DOCUMENT:

** start **

ROBERT LEPAGE: A Bold Québécois Who Blends Art With Technology  

 
SINCE it opened on New Year's Eve 1919, the Roseland Ballroom has evolved from a
Depression-era dance hall to a big- band mecca to its current incarnation as the host for a range of attractions, from major rock concerts to gay circuit parties and tattoo conventions. This week, this legendary Manhattan dance palace has an opportunity to hurtle into the 21st century with the New York premiere of "Zulu Time," a "techno-cabaret" created by the adventurous Canadian director Robert Lepage and his theater ensemble, Ex Machina, in collaboration with the rock star Peter Gabriel's production company, Real World.  

The show, a two-hour spectacle designed to wed the latest media technology with theatrical narrative, unfolds on a giant scaffold structure in the middle of the auditorium with walkways that move horizontally and vertically. It features, among other things, six robot monsters, upside-down tango dancers, a D.J. spinning discs and a Peruvian contortionist borrowed from Cirque du Soleil. It is the centerpiece of Quebec New York 2001, a two-month festival celebrating Québécois culture, and it will have 11 performances from Friday through Oct. 9.  

After the chart-topping pop diva Celine Dion and the multiple touring road shows of Cirque du Soleil, Mr. Lepage is Quebec's most prominent cultural export. He is best known for the kind of stage epics that international theater festivals love to showcase; one was "The Seven Streams of the River Ota," a multilingual, seven-hour play weaving together the Holocaust, Hiroshima and AIDS, which came to the Brooklyn Academy of Music in 1996. He also directs operas and plays for other companies around the world, has completed several feature films and creates solo performances for himself. His most recent solo, "The Far Side of the Moon," won rave reviews when it appeared as part of the Henson International Puppet Theater Festival in New York last September.  

This apparently tireless 43-year-old director began dreaming of a techno-cabaret a few years ago. He wanted to create not a finished piece but an open and evolving structure with which any number of artists from different mediums could collaborate.  

"The idea was to work with artists who are interested in squeezing the soul of technology," Mr. Lepage said in a conversation on a sweltering morning this summer. He and Mr. Gabriel had arrived in New York the previous day from London, where Mr. Lepage had just completed a successful run of "The Far Side of the Moon," and both men were having an early lunch at the Henry Hudson Hotel on West 58th Street.  

"We were wondering how to connect poetics and dramaturgical ideas and heartfelt emotions with the new tools we have around," Mr. Lepage continued. "Technology comes in with a new vocabulary, and we're still stuttering, trying to figure out exactly how to use it. We called it a cabaret because we wanted to move out of the theater realm for a moment. I'm still very interested in theater, except that I have the impression that it changes when it bumps into other mediums." He used a French word, hétéroclite, to convey the European concept of cabaret — "that it's not a homogeneous group of people doing the same craft."  

Mr. Lepage and Mr. Gabriel have both concentrated in recent years on working with people from other disciplines, especially scientists. Mr. Gabriel, whose Real World enterprise runs a record label, organizes a world-music festival and initiates multimedia research, has been trying for some time to create an alternative theme park in Europe. "I'm convinced there is really an opportunity for an independent or alternative park experience that's a cross between an art gallery, a science museum and entertainment as we know it, but it hasn't been done yet," Mr. Gabriel said.

** end **

SET EXERCISE A:
Convert the records from the line with "- toc-leader-line: [239, 609, 507, 610]" to the line with "- toc-entry[interactable]: [108, 290, 514, 300]", both ends included, into a JSON list of strings, with one string per line.

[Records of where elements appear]
** start **

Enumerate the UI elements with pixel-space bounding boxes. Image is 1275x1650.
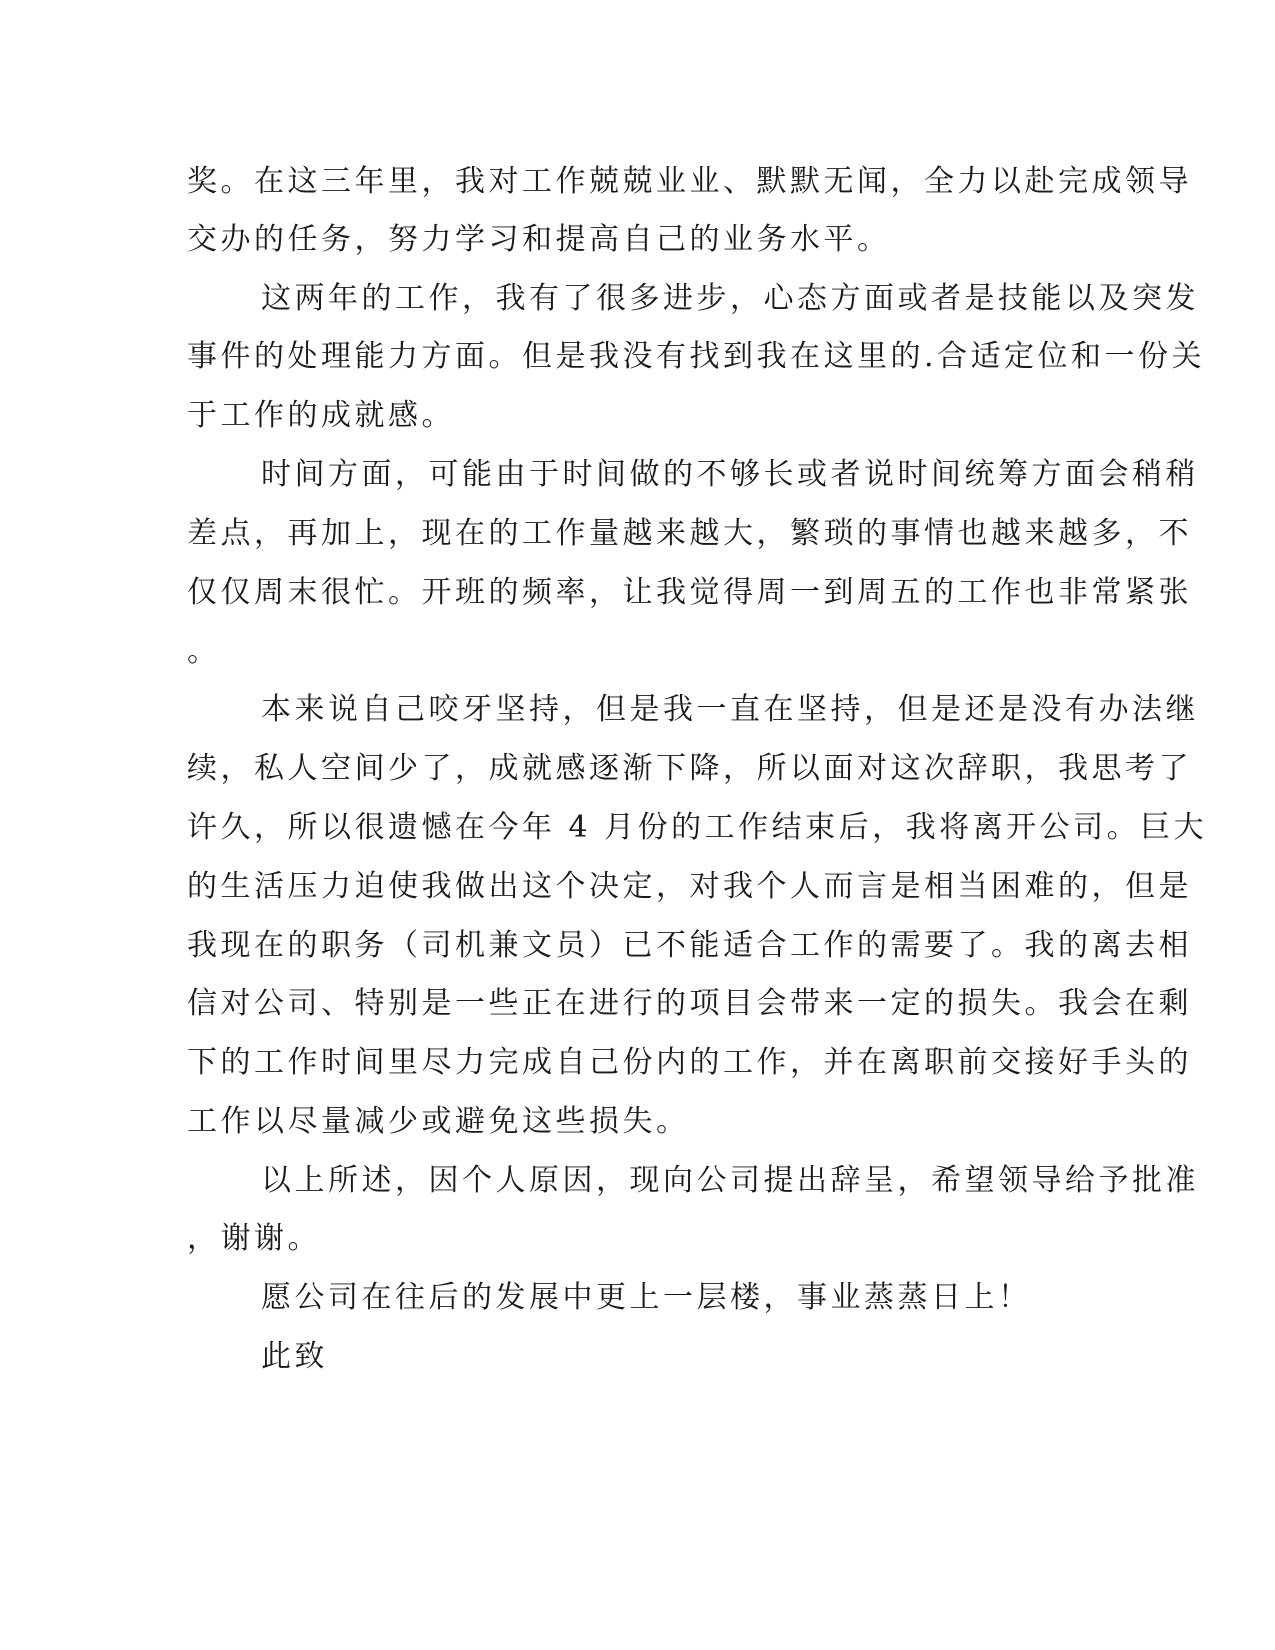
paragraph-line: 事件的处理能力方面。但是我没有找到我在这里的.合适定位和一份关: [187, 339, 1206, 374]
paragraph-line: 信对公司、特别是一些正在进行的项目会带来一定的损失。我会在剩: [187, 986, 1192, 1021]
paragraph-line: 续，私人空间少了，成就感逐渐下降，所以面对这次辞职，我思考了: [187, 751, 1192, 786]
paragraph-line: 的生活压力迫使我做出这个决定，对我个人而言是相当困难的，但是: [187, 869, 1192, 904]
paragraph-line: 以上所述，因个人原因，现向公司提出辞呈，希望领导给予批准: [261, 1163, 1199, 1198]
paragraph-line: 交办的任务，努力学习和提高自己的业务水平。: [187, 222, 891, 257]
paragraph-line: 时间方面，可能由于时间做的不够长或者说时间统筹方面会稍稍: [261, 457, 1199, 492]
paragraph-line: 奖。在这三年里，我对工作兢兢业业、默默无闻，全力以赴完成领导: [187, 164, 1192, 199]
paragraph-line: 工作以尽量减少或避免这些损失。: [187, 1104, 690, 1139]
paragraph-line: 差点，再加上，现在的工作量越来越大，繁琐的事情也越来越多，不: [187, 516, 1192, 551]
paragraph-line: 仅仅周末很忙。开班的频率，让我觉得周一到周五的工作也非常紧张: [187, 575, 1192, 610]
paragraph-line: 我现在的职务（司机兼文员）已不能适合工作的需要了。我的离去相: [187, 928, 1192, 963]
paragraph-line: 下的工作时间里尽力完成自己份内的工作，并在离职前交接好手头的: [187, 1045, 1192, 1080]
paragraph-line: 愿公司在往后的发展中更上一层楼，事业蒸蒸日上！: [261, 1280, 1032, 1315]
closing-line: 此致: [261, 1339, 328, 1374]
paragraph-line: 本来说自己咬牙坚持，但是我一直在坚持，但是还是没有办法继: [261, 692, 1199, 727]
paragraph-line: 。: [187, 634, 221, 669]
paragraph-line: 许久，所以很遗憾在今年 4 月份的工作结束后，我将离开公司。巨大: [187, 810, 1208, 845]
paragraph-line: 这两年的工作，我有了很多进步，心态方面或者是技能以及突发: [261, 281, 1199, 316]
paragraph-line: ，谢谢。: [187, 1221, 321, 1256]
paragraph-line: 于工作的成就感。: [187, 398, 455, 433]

** end **
** start **

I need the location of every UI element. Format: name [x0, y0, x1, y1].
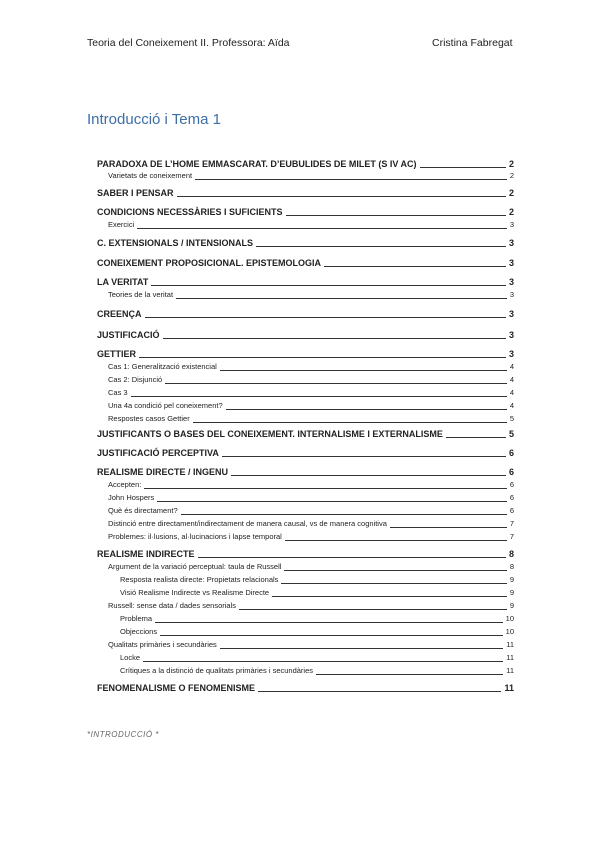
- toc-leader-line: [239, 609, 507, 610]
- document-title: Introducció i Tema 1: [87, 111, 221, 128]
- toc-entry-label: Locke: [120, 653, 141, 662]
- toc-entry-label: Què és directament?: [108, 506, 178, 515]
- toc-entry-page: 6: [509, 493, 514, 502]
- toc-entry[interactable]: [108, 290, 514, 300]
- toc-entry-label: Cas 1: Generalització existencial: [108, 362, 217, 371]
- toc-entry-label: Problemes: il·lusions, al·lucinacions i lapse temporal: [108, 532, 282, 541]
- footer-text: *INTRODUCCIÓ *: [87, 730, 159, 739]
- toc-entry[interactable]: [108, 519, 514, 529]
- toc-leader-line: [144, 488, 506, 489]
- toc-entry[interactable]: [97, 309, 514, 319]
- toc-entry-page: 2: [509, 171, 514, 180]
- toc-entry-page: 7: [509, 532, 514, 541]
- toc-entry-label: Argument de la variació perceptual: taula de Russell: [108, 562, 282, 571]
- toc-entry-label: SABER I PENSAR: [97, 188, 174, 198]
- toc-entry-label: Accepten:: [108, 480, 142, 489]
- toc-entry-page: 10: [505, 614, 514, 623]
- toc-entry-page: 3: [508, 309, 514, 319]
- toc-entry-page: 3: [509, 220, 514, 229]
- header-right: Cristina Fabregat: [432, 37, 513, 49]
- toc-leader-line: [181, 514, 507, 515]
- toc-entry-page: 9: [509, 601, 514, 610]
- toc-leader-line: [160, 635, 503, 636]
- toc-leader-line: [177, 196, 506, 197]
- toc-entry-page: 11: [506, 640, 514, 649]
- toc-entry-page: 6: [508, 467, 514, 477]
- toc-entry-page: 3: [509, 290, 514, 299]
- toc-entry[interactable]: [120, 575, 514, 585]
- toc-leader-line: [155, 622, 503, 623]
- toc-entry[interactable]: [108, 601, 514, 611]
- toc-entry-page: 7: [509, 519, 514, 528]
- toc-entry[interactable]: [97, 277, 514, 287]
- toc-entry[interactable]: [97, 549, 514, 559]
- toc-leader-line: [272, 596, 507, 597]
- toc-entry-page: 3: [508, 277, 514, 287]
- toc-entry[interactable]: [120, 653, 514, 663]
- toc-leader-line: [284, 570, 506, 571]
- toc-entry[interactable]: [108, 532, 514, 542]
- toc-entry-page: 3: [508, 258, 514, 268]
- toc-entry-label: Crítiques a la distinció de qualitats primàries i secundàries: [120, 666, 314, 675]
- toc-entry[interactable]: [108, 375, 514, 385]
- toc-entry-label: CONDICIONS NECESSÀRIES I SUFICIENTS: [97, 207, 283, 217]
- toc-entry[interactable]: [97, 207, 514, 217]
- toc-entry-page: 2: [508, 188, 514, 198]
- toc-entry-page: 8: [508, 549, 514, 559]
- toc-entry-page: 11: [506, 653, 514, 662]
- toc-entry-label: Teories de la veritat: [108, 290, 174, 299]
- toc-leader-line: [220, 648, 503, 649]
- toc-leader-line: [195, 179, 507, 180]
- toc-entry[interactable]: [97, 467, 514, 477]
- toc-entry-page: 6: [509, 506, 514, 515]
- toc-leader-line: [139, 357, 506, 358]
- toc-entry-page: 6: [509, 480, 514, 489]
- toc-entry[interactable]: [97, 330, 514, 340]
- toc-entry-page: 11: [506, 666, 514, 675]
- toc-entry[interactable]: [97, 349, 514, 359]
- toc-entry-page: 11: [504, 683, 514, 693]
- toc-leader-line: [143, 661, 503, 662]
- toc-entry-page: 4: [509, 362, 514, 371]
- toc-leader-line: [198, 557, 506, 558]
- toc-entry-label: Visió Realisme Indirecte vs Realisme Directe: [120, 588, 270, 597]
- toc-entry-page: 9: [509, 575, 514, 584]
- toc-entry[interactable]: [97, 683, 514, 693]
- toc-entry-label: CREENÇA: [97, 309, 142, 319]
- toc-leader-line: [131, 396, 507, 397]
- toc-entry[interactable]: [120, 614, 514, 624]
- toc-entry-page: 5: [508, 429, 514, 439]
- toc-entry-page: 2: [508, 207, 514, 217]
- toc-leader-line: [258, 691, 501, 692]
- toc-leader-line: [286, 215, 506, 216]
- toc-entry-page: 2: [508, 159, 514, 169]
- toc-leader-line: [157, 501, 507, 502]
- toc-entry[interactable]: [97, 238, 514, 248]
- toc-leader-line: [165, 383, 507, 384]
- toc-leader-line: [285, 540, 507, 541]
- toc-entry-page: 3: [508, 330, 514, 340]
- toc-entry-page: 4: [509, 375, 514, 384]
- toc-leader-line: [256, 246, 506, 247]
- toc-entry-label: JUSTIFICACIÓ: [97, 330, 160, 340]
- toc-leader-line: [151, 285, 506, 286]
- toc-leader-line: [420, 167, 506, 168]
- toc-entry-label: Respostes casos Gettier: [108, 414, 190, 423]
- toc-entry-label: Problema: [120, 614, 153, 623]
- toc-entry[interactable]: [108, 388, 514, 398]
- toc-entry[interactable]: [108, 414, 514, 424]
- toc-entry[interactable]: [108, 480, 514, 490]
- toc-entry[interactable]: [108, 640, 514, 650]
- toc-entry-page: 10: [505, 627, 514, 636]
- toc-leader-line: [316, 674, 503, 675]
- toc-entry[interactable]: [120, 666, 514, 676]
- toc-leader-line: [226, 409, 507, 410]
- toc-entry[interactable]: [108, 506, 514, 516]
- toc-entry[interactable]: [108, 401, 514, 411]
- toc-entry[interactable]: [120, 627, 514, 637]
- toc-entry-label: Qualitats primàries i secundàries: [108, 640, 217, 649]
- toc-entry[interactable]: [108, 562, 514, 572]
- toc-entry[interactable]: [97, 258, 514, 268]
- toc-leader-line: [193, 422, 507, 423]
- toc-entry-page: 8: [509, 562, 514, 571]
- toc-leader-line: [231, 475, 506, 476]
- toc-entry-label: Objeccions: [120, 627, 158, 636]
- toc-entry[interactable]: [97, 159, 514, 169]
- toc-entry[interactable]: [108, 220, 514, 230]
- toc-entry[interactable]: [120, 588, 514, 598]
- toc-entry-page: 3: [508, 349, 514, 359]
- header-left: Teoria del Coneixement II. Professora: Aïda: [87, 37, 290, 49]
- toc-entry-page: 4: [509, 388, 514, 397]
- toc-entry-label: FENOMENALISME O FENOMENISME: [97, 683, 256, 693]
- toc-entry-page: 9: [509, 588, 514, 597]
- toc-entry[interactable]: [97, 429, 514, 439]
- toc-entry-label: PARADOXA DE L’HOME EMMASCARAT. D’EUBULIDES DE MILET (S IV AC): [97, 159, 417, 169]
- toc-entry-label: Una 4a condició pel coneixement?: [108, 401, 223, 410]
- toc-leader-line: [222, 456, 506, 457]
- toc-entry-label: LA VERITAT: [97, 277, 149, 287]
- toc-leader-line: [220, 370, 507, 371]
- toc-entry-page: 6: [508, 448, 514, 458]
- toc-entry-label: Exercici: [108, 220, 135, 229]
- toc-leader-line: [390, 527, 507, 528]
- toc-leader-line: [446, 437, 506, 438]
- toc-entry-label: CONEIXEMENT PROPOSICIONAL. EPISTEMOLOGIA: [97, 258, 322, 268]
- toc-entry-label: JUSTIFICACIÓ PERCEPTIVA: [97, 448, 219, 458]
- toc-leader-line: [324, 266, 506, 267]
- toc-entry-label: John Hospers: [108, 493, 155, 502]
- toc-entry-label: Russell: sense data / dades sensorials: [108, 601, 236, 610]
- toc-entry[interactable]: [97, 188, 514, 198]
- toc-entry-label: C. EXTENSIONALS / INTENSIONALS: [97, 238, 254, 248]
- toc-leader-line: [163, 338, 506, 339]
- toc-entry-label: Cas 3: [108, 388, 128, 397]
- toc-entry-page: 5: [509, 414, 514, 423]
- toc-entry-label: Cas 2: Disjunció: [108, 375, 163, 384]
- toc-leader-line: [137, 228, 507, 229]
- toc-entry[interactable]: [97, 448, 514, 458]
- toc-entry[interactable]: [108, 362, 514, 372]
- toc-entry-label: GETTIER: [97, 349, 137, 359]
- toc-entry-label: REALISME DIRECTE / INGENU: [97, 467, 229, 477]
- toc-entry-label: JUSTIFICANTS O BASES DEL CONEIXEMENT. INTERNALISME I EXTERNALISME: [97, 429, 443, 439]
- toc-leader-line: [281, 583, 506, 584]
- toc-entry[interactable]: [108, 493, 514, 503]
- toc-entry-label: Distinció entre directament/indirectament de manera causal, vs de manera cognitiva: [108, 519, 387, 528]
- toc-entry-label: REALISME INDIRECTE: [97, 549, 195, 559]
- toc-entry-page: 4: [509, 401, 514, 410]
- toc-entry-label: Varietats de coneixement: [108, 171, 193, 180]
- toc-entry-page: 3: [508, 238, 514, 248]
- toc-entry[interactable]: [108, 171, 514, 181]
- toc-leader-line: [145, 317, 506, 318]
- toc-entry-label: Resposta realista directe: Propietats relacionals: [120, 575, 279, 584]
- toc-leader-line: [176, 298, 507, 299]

** end **

SET EXERCISE B:
Answer these questions from the Robert Lepage article:
(i) On what date did the Roseland Ballroom open?
(ii) How many performances of "Zulu Time" are scheduled?
(iii) Where were Mr. Lepage and Mr. Gabriel having an early lunch?

TASK ANSWER A:
[
  "- toc-leader-line: [239, 609, 507, 610]",
  "- document-title: Introducció i Tema 1: [87, 111, 221, 128]",
  "- toc-entry-label: Locke: [120, 653, 141, 662]",
  "- toc-entry-label: Què és directament?: [108, 506, 178, 515]",
  "- toc-entry-page: 6: [509, 493, 514, 502]",
  "- toc-entry[interactable]: [108, 290, 514, 300]"
]

TASK ANSWER B:
(i) New Year's Eve 1919
(ii) 11 performances, from Friday through Oct. 9
(iii) At the Henry Hudson Hotel on West 58th Street